▸ Task to complete
Pull out each line of the records holding the string "sigmoid".
>> BEGIN Record set
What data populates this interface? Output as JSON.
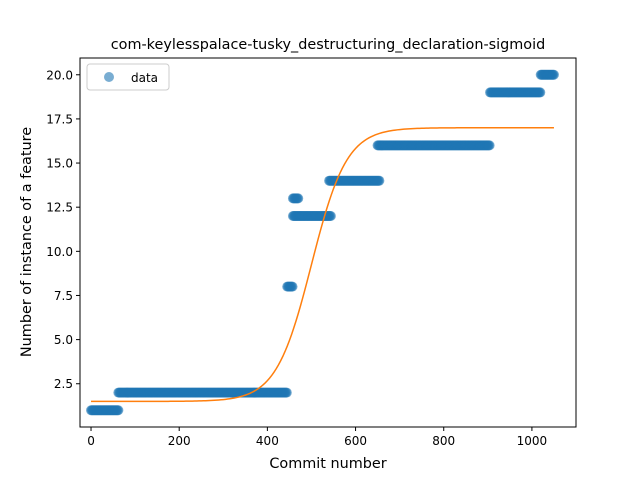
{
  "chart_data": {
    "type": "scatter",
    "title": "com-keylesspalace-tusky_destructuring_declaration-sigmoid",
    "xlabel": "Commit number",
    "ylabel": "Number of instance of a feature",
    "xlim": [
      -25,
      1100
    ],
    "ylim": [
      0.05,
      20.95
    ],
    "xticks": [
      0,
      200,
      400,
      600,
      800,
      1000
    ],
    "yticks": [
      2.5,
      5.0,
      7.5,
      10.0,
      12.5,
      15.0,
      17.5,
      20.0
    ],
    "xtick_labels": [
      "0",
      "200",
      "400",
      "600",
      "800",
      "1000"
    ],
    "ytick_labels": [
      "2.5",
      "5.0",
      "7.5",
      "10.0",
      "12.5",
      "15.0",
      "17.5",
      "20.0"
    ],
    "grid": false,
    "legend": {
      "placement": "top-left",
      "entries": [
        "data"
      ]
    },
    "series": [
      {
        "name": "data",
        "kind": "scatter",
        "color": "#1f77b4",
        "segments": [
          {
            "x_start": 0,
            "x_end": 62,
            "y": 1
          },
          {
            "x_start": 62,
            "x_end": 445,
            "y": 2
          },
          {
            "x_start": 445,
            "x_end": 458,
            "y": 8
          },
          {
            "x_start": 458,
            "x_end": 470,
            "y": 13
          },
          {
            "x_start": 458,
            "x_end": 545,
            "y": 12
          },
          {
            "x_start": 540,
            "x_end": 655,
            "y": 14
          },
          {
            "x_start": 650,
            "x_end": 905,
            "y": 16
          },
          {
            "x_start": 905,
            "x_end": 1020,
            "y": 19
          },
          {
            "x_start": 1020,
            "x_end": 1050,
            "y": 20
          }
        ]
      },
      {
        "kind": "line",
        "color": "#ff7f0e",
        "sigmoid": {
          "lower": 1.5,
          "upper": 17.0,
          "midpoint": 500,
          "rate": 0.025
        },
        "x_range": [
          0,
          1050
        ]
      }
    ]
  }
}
>> END Record set
▸ Result
    "title": "com-keylesspalace-tusky_destructuring_declaration-sigmoid",
        "sigmoid": {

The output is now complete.